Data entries
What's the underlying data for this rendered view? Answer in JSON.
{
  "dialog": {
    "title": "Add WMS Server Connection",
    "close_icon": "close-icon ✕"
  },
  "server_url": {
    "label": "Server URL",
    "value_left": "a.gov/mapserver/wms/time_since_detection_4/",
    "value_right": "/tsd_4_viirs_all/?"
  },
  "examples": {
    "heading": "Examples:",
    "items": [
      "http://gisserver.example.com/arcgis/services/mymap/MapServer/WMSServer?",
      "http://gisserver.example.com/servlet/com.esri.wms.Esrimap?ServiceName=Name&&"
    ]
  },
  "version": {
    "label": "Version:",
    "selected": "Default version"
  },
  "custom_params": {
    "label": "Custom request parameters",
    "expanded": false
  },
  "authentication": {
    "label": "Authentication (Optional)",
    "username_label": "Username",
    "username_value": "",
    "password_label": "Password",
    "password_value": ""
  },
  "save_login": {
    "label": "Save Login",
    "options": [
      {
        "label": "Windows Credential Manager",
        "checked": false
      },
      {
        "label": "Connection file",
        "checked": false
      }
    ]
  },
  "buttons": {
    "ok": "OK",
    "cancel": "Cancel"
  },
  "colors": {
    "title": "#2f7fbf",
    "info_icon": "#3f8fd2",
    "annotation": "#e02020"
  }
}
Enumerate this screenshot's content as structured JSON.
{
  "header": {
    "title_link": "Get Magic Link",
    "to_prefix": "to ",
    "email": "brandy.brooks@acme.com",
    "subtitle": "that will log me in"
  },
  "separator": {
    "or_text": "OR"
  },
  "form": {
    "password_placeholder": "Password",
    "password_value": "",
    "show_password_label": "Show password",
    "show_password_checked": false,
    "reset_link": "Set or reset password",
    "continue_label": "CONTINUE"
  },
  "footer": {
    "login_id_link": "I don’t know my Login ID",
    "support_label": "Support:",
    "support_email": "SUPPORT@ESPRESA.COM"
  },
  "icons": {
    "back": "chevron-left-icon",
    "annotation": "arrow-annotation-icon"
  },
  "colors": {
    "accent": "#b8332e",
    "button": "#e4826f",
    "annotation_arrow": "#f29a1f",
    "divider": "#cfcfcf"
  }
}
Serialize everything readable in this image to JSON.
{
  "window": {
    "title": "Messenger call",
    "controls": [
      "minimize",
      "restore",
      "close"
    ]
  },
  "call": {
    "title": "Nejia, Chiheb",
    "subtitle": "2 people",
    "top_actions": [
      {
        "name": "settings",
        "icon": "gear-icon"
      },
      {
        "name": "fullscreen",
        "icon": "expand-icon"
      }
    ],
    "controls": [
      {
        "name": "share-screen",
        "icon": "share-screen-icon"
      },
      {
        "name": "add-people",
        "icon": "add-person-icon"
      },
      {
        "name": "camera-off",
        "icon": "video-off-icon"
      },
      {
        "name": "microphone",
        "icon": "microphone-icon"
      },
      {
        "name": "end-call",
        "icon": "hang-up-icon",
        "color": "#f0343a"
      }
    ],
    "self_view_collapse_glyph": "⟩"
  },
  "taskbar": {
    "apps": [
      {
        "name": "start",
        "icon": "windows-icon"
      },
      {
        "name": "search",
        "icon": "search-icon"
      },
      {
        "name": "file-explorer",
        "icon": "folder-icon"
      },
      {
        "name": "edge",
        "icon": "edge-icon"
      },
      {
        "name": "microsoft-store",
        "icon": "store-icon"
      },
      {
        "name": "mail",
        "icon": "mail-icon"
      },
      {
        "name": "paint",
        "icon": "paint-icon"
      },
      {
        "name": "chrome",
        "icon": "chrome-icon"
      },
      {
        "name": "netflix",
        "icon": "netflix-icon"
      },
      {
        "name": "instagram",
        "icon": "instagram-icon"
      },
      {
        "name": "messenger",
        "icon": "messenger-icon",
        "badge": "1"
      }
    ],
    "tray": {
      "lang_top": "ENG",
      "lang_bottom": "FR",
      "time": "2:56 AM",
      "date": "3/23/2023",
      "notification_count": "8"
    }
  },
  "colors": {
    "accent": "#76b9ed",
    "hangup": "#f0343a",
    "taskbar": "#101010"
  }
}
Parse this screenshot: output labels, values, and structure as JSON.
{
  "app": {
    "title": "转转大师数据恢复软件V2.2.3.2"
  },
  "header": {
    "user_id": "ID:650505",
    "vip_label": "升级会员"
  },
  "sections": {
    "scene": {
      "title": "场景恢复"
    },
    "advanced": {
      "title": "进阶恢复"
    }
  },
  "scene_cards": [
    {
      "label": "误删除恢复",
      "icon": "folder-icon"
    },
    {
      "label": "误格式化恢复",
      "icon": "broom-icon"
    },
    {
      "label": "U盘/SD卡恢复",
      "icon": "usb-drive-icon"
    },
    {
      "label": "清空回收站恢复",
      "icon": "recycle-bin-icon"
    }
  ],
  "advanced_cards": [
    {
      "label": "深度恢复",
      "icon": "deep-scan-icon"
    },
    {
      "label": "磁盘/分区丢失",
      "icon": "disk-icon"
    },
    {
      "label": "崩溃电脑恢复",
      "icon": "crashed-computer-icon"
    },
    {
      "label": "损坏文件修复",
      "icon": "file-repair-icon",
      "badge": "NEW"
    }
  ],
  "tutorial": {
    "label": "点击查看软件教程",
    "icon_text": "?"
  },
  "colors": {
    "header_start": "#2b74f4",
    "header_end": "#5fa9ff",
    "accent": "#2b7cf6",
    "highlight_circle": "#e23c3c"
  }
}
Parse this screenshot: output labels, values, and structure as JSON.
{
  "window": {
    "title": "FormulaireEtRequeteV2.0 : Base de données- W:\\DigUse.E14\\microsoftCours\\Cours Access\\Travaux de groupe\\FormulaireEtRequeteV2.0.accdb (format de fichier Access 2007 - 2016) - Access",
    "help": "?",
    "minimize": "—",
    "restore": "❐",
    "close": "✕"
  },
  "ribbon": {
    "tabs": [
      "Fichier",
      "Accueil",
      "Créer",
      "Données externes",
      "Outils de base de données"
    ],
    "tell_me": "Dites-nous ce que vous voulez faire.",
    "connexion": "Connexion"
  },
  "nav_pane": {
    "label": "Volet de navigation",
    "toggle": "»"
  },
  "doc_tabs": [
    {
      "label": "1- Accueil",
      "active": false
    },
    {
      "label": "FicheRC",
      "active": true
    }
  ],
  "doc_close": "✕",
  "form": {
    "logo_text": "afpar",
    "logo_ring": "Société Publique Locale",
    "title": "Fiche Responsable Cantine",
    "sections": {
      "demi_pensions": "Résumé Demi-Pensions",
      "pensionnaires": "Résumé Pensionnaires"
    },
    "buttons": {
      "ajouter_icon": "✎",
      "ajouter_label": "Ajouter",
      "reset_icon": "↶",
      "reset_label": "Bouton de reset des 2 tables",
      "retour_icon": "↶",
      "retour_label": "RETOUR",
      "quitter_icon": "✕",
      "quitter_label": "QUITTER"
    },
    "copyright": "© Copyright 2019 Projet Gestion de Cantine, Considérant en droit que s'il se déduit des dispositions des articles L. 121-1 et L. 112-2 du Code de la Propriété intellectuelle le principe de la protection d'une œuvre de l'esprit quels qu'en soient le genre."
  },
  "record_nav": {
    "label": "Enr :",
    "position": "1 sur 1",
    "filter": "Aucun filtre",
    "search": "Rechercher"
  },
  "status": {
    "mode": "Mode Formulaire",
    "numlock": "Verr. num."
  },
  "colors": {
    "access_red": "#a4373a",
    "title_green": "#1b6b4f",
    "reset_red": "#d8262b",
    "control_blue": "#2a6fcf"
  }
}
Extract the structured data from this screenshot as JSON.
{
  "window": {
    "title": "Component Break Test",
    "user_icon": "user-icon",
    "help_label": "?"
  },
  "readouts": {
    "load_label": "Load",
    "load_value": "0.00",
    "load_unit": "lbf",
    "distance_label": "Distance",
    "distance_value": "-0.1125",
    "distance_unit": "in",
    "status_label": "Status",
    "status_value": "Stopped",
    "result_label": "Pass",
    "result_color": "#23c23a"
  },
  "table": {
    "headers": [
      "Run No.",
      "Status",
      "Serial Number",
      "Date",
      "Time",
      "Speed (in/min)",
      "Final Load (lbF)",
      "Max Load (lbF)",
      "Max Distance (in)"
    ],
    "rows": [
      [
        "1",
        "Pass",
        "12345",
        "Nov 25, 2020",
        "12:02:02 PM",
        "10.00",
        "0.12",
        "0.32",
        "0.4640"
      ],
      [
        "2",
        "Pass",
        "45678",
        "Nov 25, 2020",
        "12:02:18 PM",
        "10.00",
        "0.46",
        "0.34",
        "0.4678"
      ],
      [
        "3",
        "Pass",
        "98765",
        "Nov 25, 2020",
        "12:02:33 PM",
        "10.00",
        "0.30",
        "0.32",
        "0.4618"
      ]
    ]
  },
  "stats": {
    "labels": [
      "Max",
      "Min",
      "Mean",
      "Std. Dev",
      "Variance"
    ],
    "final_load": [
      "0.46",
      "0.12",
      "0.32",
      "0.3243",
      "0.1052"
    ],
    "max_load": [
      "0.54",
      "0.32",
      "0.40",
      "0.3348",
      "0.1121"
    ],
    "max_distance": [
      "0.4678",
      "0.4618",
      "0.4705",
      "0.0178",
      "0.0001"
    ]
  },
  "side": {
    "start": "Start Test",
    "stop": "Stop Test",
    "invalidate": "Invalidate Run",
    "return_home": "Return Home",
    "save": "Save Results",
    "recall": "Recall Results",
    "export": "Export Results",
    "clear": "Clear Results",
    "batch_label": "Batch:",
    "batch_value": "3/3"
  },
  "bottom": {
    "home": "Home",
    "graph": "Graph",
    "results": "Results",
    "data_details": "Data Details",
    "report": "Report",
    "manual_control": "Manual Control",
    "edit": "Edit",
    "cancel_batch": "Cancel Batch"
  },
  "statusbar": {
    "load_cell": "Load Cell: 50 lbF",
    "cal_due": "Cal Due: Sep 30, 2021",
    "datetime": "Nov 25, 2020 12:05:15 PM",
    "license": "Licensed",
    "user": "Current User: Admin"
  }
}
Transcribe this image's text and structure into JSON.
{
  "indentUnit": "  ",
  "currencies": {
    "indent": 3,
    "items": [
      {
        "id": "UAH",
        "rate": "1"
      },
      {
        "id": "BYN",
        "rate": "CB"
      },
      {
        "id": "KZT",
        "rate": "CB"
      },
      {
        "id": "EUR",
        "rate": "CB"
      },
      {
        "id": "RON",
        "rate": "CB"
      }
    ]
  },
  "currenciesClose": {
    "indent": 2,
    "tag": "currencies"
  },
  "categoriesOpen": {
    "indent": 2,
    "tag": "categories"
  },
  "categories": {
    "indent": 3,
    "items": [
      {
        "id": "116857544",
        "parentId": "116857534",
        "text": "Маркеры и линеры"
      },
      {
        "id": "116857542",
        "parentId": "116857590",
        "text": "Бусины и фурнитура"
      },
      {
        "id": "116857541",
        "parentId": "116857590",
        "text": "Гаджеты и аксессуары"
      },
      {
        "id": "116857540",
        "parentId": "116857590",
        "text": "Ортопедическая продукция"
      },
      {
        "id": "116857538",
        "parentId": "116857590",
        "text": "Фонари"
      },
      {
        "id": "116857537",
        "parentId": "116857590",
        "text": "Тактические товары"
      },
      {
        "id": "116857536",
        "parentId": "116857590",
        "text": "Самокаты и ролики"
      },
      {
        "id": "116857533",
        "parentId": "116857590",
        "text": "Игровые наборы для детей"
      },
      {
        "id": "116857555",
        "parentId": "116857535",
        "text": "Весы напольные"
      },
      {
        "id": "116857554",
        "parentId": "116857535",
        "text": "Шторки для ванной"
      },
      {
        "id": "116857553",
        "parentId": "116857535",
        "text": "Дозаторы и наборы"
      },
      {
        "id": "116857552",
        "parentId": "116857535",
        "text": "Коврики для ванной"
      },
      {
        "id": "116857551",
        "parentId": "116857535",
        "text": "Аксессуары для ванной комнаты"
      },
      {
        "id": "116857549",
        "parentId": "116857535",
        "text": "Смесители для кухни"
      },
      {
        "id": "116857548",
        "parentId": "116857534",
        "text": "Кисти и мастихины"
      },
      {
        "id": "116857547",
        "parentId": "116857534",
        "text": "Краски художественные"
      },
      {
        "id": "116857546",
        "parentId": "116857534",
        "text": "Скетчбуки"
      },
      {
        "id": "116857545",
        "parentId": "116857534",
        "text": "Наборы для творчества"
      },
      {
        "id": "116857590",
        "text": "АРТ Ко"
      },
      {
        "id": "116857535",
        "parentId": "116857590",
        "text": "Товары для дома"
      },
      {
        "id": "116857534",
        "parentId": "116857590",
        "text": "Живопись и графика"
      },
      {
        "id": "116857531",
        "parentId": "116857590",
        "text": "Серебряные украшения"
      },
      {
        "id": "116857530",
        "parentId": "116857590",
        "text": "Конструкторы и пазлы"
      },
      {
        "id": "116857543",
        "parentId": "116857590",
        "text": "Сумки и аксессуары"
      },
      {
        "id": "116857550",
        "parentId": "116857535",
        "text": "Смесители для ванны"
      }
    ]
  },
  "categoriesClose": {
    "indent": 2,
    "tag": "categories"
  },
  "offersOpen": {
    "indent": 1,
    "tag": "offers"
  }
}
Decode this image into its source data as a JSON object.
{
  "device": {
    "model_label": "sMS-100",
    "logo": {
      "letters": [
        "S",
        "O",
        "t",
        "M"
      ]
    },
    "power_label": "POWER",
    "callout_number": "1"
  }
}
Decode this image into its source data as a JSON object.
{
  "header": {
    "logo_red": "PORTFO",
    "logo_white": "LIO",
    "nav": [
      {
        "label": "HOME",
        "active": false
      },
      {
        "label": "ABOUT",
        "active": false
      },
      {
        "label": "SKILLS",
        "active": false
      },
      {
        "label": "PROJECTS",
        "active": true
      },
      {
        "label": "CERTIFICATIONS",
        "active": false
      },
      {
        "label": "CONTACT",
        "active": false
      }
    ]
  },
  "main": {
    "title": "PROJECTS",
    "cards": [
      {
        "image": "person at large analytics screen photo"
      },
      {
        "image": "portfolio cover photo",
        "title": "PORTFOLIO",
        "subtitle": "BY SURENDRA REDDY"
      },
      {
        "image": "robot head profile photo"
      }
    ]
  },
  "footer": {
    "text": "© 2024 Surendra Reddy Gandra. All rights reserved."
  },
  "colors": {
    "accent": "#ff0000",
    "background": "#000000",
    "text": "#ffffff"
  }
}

> _OBJECTIVE_
Report the number of lines above that contain the word "photo", and only that number.

> _WRITTEN ANSWER_
3